_Directive_
Leave out the pictures; transcribe all else exactly.

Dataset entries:
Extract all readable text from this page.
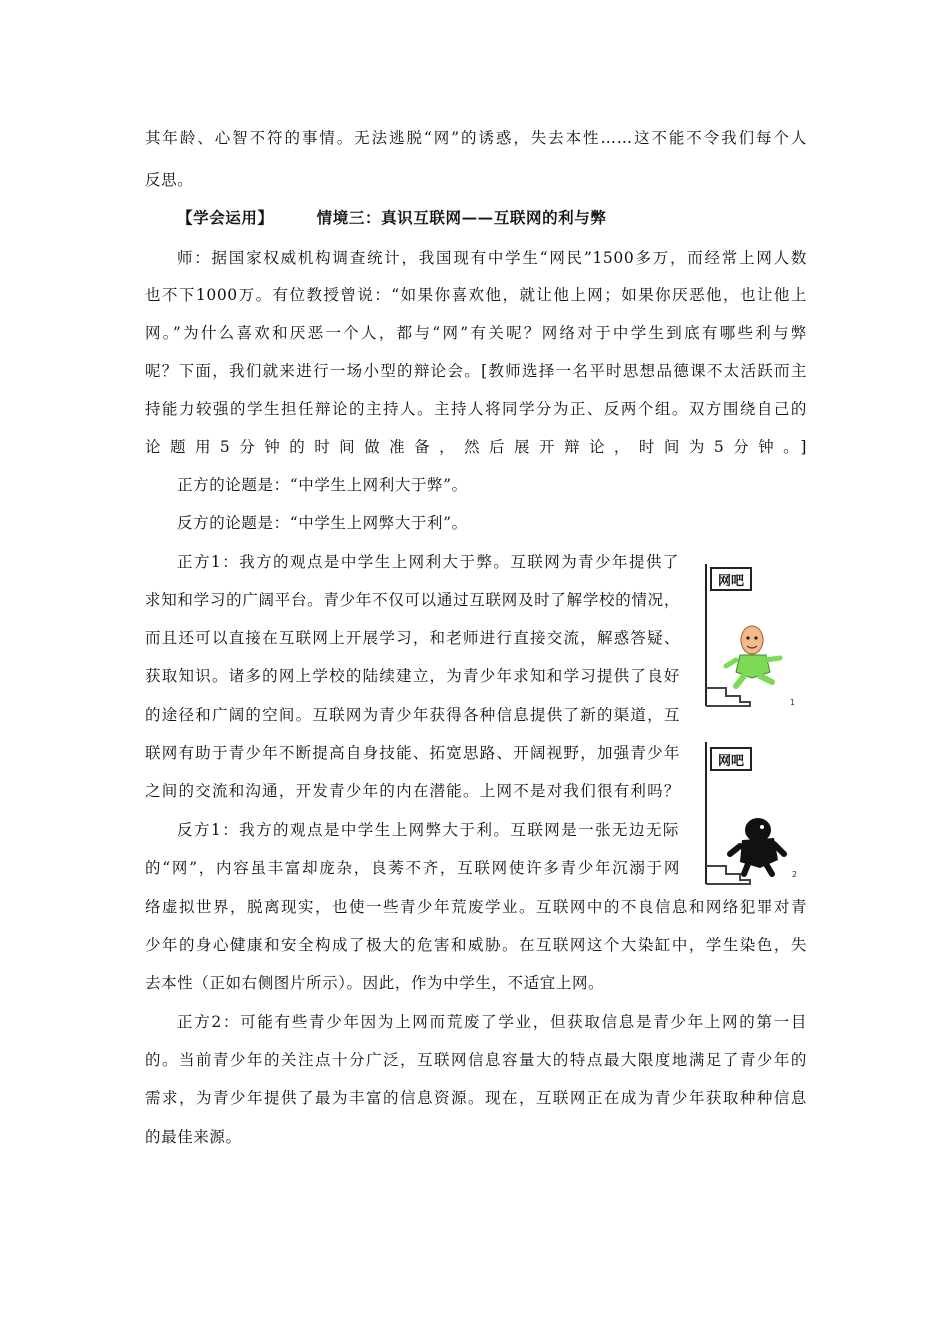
其年龄、心智不符的事情。无法逃脱“网”的诱惑，失去本性……这不能不令我们每个人
反思。
【学会运用】	情境三：真识互联网——互联网的利与弊
师：据国家权威机构调查统计，我国现有中学生“网民”1500多万，而经常上网人数
也不下1000万。有位教授曾说：“如果你喜欢他，就让他上网；如果你厌恶他，也让他上
网。”为什么喜欢和厌恶一个人，都与“网”有关呢？网络对于中学生到底有哪些利与弊
呢？下面，我们就来进行一场小型的辩论会。[教师选择一名平时思想品德课不太活跃而主
持能力较强的学生担任辩论的主持人。主持人将同学分为正、反两个组。双方围绕自己的
论题用5分钟的时间做准备，然后展开辩论，时间为5分钟。]
正方的论题是：“中学生上网利大于弊”。
反方的论题是：“中学生上网弊大于利”。
正方1：我方的观点是中学生上网利大于弊。互联网为青少年提供了
求知和学习的广阔平台。青少年不仅可以通过互联网及时了解学校的情况，
而且还可以直接在互联网上开展学习，和老师进行直接交流，解惑答疑、
获取知识。诸多的网上学校的陆续建立，为青少年求知和学习提供了良好
的途径和广阔的空间。互联网为青少年获得各种信息提供了新的渠道，互
联网有助于青少年不断提高自身技能、拓宽思路、开阔视野，加强青少年
之间的交流和沟通，开发青少年的内在潜能。上网不是对我们很有利吗？
反方1：我方的观点是中学生上网弊大于利。互联网是一张无边无际
的“网”，内容虽丰富却庞杂，良莠不齐，互联网使许多青少年沉溺于网
络虚拟世界，脱离现实，也使一些青少年荒废学业。互联网中的不良信息和网络犯罪对青
少年的身心健康和安全构成了极大的危害和威胁。在互联网这个大染缸中，学生染色，失
去本性（正如右侧图片所示）。因此，作为中学生，不适宜上网。
正方2：可能有些青少年因为上网而荒废了学业，但获取信息是青少年上网的第一目
的。当前青少年的关注点十分广泛，互联网信息容量大的特点最大限度地满足了青少年的
需求，为青少年提供了最为丰富的信息资源。现在，互联网正在成为青少年获取种种信息
的最佳来源。
网吧
1
网吧
2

_Task output_
Extract all readable text from this page.
其年龄、心智不符的事情。无法逃脱“网”的诱惑，失去本性……这不能不令我们每个人
反思。
【学会运用】	情境三：真识互联网——互联网的利与弊
师：据国家权威机构调查统计，我国现有中学生“网民”1500多万，而经常上网人数
也不下1000万。有位教授曾说：“如果你喜欢他，就让他上网；如果你厌恶他，也让他上
网。”为什么喜欢和厌恶一个人，都与“网”有关呢？网络对于中学生到底有哪些利与弊
呢？下面，我们就来进行一场小型的辩论会。[教师选择一名平时思想品德课不太活跃而主
持能力较强的学生担任辩论的主持人。主持人将同学分为正、反两个组。双方围绕自己的
论题用5分钟的时间做准备，然后展开辩论，时间为5分钟。]
正方的论题是：“中学生上网利大于弊”。
反方的论题是：“中学生上网弊大于利”。
正方1：我方的观点是中学生上网利大于弊。互联网为青少年提供了
求知和学习的广阔平台。青少年不仅可以通过互联网及时了解学校的情况，
而且还可以直接在互联网上开展学习，和老师进行直接交流，解惑答疑、
获取知识。诸多的网上学校的陆续建立，为青少年求知和学习提供了良好
的途径和广阔的空间。互联网为青少年获得各种信息提供了新的渠道，互
联网有助于青少年不断提高自身技能、拓宽思路、开阔视野，加强青少年
之间的交流和沟通，开发青少年的内在潜能。上网不是对我们很有利吗？
反方1：我方的观点是中学生上网弊大于利。互联网是一张无边无际
的“网”，内容虽丰富却庞杂，良莠不齐，互联网使许多青少年沉溺于网
络虚拟世界，脱离现实，也使一些青少年荒废学业。互联网中的不良信息和网络犯罪对青
少年的身心健康和安全构成了极大的危害和威胁。在互联网这个大染缸中，学生染色，失
去本性（正如右侧图片所示）。因此，作为中学生，不适宜上网。
正方2：可能有些青少年因为上网而荒废了学业，但获取信息是青少年上网的第一目
的。当前青少年的关注点十分广泛，互联网信息容量大的特点最大限度地满足了青少年的
需求，为青少年提供了最为丰富的信息资源。现在，互联网正在成为青少年获取种种信息
的最佳来源。
网吧
1
网吧
2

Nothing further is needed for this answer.